**Exercise prompt**
Output each entry exactly; skip nothing.

**Records supplied**
= = = = =
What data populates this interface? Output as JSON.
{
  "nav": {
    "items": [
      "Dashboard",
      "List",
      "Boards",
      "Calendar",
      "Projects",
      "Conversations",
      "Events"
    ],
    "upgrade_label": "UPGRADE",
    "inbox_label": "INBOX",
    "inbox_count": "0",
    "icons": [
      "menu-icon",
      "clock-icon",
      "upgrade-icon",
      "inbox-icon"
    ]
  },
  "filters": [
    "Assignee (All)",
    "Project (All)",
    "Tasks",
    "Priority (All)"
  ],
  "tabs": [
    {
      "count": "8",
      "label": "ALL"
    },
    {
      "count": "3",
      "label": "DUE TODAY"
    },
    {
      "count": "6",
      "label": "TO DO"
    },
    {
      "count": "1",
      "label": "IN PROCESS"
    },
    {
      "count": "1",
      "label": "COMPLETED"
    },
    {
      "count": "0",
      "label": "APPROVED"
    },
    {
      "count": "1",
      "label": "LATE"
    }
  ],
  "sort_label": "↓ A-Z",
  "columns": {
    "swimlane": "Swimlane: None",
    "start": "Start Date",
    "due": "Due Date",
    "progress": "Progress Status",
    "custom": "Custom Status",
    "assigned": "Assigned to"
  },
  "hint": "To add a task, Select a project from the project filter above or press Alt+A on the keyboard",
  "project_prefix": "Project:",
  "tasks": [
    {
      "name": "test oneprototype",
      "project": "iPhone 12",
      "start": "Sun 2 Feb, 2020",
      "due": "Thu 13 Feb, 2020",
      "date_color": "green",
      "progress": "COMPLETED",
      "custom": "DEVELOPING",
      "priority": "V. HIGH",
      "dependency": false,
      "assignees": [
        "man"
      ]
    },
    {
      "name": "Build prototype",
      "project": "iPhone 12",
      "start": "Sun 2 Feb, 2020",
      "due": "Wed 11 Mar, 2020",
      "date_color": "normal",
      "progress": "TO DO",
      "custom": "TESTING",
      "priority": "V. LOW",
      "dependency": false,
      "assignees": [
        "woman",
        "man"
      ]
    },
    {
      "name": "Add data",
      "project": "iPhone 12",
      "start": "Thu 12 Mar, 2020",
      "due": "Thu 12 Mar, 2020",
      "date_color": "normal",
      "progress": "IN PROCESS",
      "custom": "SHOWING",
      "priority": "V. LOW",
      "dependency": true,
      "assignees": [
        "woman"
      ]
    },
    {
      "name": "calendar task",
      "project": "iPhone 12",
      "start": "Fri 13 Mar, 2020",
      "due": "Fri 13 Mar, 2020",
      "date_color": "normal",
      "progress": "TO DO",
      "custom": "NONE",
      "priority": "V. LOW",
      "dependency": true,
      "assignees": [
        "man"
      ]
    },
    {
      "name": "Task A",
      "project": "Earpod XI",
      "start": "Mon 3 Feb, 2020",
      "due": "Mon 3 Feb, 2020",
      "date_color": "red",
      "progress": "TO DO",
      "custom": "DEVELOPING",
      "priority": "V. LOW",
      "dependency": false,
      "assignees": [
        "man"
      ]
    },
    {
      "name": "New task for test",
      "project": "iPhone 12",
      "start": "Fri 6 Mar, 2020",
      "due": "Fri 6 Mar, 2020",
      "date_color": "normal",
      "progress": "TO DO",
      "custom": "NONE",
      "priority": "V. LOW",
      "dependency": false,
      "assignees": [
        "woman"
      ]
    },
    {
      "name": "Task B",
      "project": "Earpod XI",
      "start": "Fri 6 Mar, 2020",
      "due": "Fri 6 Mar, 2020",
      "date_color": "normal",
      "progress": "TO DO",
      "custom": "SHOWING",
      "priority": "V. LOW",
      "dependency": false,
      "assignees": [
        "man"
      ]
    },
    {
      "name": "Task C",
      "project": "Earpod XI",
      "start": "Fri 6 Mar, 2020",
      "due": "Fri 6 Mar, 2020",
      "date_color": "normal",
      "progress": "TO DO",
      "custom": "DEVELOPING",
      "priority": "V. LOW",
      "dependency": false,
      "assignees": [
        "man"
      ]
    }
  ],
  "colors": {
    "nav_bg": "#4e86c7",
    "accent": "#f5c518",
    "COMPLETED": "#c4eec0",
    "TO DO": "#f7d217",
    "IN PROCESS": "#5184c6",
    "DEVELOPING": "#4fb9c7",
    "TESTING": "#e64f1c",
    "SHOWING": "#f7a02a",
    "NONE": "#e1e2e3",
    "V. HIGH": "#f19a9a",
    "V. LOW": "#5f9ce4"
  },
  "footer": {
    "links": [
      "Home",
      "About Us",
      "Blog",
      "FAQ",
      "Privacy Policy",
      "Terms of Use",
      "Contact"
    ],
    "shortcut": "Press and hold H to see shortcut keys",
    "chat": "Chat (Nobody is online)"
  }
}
= = = = =
**Completed task**
What data populates this interface? Output as JSON.
{
  "nav": {
    "items": [
      "Dashboard",
      "List",
      "Boards",
      "Calendar",
      "Projects",
      "Conversations",
      "Events"
    ],
    "upgrade_label": "UPGRADE",
    "inbox_label": "INBOX",
    "inbox_count": "0",
    "icons": [
      "menu-icon",
      "clock-icon",
      "upgrade-icon",
      "inbox-icon"
    ]
  },
  "filters": [
    "Assignee (All)",
    "Project (All)",
    "Tasks",
    "Priority (All)"
  ],
  "tabs": [
    {
      "count": "8",
      "label": "ALL"
    },
    {
      "count": "3",
      "label": "DUE TODAY"
    },
    {
      "count": "6",
      "label": "TO DO"
    },
    {
      "count": "1",
      "label": "IN PROCESS"
    },
    {
      "count": "1",
      "label": "COMPLETED"
    },
    {
      "count": "0",
      "label": "APPROVED"
    },
    {
      "count": "1",
      "label": "LATE"
    }
  ],
  "sort_label": "↓ A-Z",
  "columns": {
    "swimlane": "Swimlane: None",
    "start": "Start Date",
    "due": "Due Date",
    "progress": "Progress Status",
    "custom": "Custom Status",
    "assigned": "Assigned to"
  },
  "hint": "To add a task, Select a project from the project filter above or press Alt+A on the keyboard",
  "project_prefix": "Project:",
  "tasks": [
    {
      "name": "test oneprototype",
      "project": "iPhone 12",
      "start": "Sun 2 Feb, 2020",
      "due": "Thu 13 Feb, 2020",
      "date_color": "green",
      "progress": "COMPLETED",
      "custom": "DEVELOPING",
      "priority": "V. HIGH",
      "dependency": false,
      "assignees": [
        "man"
      ]
    },
    {
      "name": "Build prototype",
      "project": "iPhone 12",
      "start": "Sun 2 Feb, 2020",
      "due": "Wed 11 Mar, 2020",
      "date_color": "normal",
      "progress": "TO DO",
      "custom": "TESTING",
      "priority": "V. LOW",
      "dependency": false,
      "assignees": [
        "woman",
        "man"
      ]
    },
    {
      "name": "Add data",
      "project": "iPhone 12",
      "start": "Thu 12 Mar, 2020",
      "due": "Thu 12 Mar, 2020",
      "date_color": "normal",
      "progress": "IN PROCESS",
      "custom": "SHOWING",
      "priority": "V. LOW",
      "dependency": true,
      "assignees": [
        "woman"
      ]
    },
    {
      "name": "calendar task",
      "project": "iPhone 12",
      "start": "Fri 13 Mar, 2020",
      "due": "Fri 13 Mar, 2020",
      "date_color": "normal",
      "progress": "TO DO",
      "custom": "NONE",
      "priority": "V. LOW",
      "dependency": true,
      "assignees": [
        "man"
      ]
    },
    {
      "name": "Task A",
      "project": "Earpod XI",
      "start": "Mon 3 Feb, 2020",
      "due": "Mon 3 Feb, 2020",
      "date_color": "red",
      "progress": "TO DO",
      "custom": "DEVELOPING",
      "priority": "V. LOW",
      "dependency": false,
      "assignees": [
        "man"
      ]
    },
    {
      "name": "New task for test",
      "project": "iPhone 12",
      "start": "Fri 6 Mar, 2020",
      "due": "Fri 6 Mar, 2020",
      "date_color": "normal",
      "progress": "TO DO",
      "custom": "NONE",
      "priority": "V. LOW",
      "dependency": false,
      "assignees": [
        "woman"
      ]
    },
    {
      "name": "Task B",
      "project": "Earpod XI",
      "start": "Fri 6 Mar, 2020",
      "due": "Fri 6 Mar, 2020",
      "date_color": "normal",
      "progress": "TO DO",
      "custom": "SHOWING",
      "priority": "V. LOW",
      "dependency": false,
      "assignees": [
        "man"
      ]
    },
    {
      "name": "Task C",
      "project": "Earpod XI",
      "start": "Fri 6 Mar, 2020",
      "due": "Fri 6 Mar, 2020",
      "date_color": "normal",
      "progress": "TO DO",
      "custom": "DEVELOPING",
      "priority": "V. LOW",
      "dependency": false,
      "assignees": [
        "man"
      ]
    }
  ],
  "colors": {
    "nav_bg": "#4e86c7",
    "accent": "#f5c518",
    "COMPLETED": "#c4eec0",
    "TO DO": "#f7d217",
    "IN PROCESS": "#5184c6",
    "DEVELOPING": "#4fb9c7",
    "TESTING": "#e64f1c",
    "SHOWING": "#f7a02a",
    "NONE": "#e1e2e3",
    "V. HIGH": "#f19a9a",
    "V. LOW": "#5f9ce4"
  },
  "footer": {
    "links": [
      "Home",
      "About Us",
      "Blog",
      "FAQ",
      "Privacy Policy",
      "Terms of Use",
      "Contact"
    ],
    "shortcut": "Press and hold H to see shortcut keys",
    "chat": "Chat (Nobody is online)"
  }
}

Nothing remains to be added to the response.